Dataset rows:
= = =
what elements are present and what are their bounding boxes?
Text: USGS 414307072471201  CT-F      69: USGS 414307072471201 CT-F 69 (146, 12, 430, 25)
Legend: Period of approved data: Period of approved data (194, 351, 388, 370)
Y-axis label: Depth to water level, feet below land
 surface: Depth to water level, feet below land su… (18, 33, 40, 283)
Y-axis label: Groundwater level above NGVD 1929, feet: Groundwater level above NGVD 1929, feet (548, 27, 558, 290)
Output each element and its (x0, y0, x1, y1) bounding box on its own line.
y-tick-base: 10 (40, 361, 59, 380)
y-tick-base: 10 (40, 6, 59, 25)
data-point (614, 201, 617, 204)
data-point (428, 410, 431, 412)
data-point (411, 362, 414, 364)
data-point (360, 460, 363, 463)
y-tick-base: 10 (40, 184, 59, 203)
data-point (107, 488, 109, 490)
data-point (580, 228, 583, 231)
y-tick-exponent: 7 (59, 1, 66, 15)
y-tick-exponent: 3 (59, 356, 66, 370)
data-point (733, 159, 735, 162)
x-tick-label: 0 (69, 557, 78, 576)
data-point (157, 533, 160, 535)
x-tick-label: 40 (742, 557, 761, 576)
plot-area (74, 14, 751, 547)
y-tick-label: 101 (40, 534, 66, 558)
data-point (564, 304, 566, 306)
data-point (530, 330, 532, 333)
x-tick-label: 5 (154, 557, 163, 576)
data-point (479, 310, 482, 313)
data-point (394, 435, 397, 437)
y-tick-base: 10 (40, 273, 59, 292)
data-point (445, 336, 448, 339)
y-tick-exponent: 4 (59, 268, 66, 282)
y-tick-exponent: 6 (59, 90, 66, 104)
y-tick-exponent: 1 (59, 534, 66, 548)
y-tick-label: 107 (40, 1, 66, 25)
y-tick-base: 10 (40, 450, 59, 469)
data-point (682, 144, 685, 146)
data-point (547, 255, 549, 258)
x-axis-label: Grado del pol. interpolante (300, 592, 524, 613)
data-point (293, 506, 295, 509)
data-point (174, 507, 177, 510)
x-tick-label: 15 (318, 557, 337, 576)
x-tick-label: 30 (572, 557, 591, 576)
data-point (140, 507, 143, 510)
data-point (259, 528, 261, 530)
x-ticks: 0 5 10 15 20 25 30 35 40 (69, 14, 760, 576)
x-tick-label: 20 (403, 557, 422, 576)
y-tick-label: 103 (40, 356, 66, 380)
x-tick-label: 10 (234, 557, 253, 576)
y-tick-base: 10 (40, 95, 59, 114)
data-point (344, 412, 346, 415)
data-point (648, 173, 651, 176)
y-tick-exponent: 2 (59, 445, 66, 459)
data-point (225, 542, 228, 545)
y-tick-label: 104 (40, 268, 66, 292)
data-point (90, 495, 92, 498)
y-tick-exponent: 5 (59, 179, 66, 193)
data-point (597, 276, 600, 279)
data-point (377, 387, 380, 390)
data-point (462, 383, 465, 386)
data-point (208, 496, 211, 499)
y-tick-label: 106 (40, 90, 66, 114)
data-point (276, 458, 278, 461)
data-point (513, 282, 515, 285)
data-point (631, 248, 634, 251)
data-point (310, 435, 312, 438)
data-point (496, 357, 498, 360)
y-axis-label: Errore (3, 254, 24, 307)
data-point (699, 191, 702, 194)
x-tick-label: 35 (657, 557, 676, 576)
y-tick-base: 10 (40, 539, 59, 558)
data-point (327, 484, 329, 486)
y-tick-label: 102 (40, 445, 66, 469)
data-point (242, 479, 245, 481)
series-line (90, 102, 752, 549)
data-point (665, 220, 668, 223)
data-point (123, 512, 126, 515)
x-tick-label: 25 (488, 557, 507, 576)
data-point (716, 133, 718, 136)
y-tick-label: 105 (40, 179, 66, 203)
= = =
**Objective:** Render the material above as a JSON array of strings, with each line as its own string and blank lines left out.

**Task output:**
[
  "what elements are present and what are their bounding boxes?",
  "Text: USGS 414307072471201  CT-F      69: USGS 414307072471201 CT-F 69 (146, 12, 430, 25)",
  "Legend: Period of approved data: Period of approved data (194, 351, 388, 370)",
  "Y-axis label: Depth to water level, feet below land",
  " surface: Depth to water level, feet below land su… (18, 33, 40, 283)",
  "Y-axis label: Groundwater level above NGVD 1929, feet: Groundwater level above NGVD 1929, feet (548, 27, 558, 290)",
  "Output each element and its (x0, y0, x1, y1) bounding box on its own line.",
  "y-tick-base: 10 (40, 361, 59, 380)",
  "y-tick-base: 10 (40, 6, 59, 25)",
  "data-point (614, 201, 617, 204)",
  "data-point (428, 410, 431, 412)",
  "data-point (411, 362, 414, 364)",
  "data-point (360, 460, 363, 463)",
  "y-tick-base: 10 (40, 184, 59, 203)",
  "data-point (107, 488, 109, 490)",
  "data-point (580, 228, 583, 231)",
  "y-tick-exponent: 7 (59, 1, 66, 15)",
  "y-tick-exponent: 3 (59, 356, 66, 370)",
  "data-point (733, 159, 735, 162)",
  "x-tick-label: 0 (69, 557, 78, 576)",
  "data-point (157, 533, 160, 535)",
  "x-tick-label: 40 (742, 557, 761, 576)",
  "plot-area (74, 14, 751, 547)",
  "y-tick-label: 101 (40, 534, 66, 558)",
  "data-point (564, 304, 566, 306)",
  "data-point (530, 330, 532, 333)",
  "x-tick-label: 5 (154, 557, 163, 576)",
  "data-point (479, 310, 482, 313)",
  "data-point (394, 435, 397, 437)",
  "y-tick-base: 10 (40, 273, 59, 292)",
  "data-point (445, 336, 448, 339)",
  "y-tick-exponent: 4 (59, 268, 66, 282)",
  "y-tick-exponent: 6 (59, 90, 66, 104)",
  "y-tick-exponent: 1 (59, 534, 66, 548)",
  "y-tick-label: 107 (40, 1, 66, 25)",
  "y-tick-base: 10 (40, 450, 59, 469)",
  "data-point (682, 144, 685, 146)",
  "data-point (547, 255, 549, 258)",
  "x-axis-label: Grado del pol. interpolante (300, 592, 524, 613)",
  "data-point (293, 506, 295, 509)",
  "data-point (174, 507, 177, 510)",
  "x-tick-label: 15 (318, 557, 337, 576)",
  "x-tick-label: 30 (572, 557, 591, 576)",
  "data-point (140, 507, 143, 510)",
  "data-point (259, 528, 261, 530)",
  "x-ticks: 0 5 10 15 20 25 30 35 40 (69, 14, 760, 576)",
  "x-tick-label: 20 (403, 557, 422, 576)",
  "y-tick-label: 103 (40, 356, 66, 380)",
  "x-tick-label: 10 (234, 557, 253, 576)",
  "y-tick-base: 10 (40, 95, 59, 114)",
  "data-point (344, 412, 346, 415)",
  "data-point (648, 173, 651, 176)",
  "y-tick-exponent: 2 (59, 445, 66, 459)",
  "data-point (225, 542, 228, 545)",
  "y-tick-label: 104 (40, 268, 66, 292)",
  "data-point (90, 495, 92, 498)",
  "y-tick-exponent: 5 (59, 179, 66, 193)",
  "data-point (597, 276, 600, 279)",
  "data-point (377, 387, 380, 390)",
  "data-point (462, 383, 465, 386)",
  "data-point (208, 496, 211, 499)",
  "y-tick-label: 106 (40, 90, 66, 114)",
  "data-point (276, 458, 278, 461)",
  "data-point (513, 282, 515, 285)",
  "data-point (631, 248, 634, 251)",
  "data-point (310, 435, 312, 438)",
  "data-point (496, 357, 498, 360)",
  "y-axis-label: Errore (3, 254, 24, 307)",
  "data-point (699, 191, 702, 194)",
  "x-tick-label: 35 (657, 557, 676, 576)",
  "y-tick-base: 10 (40, 539, 59, 558)",
  "data-point (327, 484, 329, 486)",
  "y-tick-label: 102 (40, 445, 66, 469)",
  "data-point (242, 479, 245, 481)",
  "series-line (90, 102, 752, 549)",
  "data-point (665, 220, 668, 223)",
  "data-point (123, 512, 126, 515)",
  "x-tick-label: 25 (488, 557, 507, 576)",
  "data-point (716, 133, 718, 136)",
  "y-tick-label: 105 (40, 179, 66, 203)"
]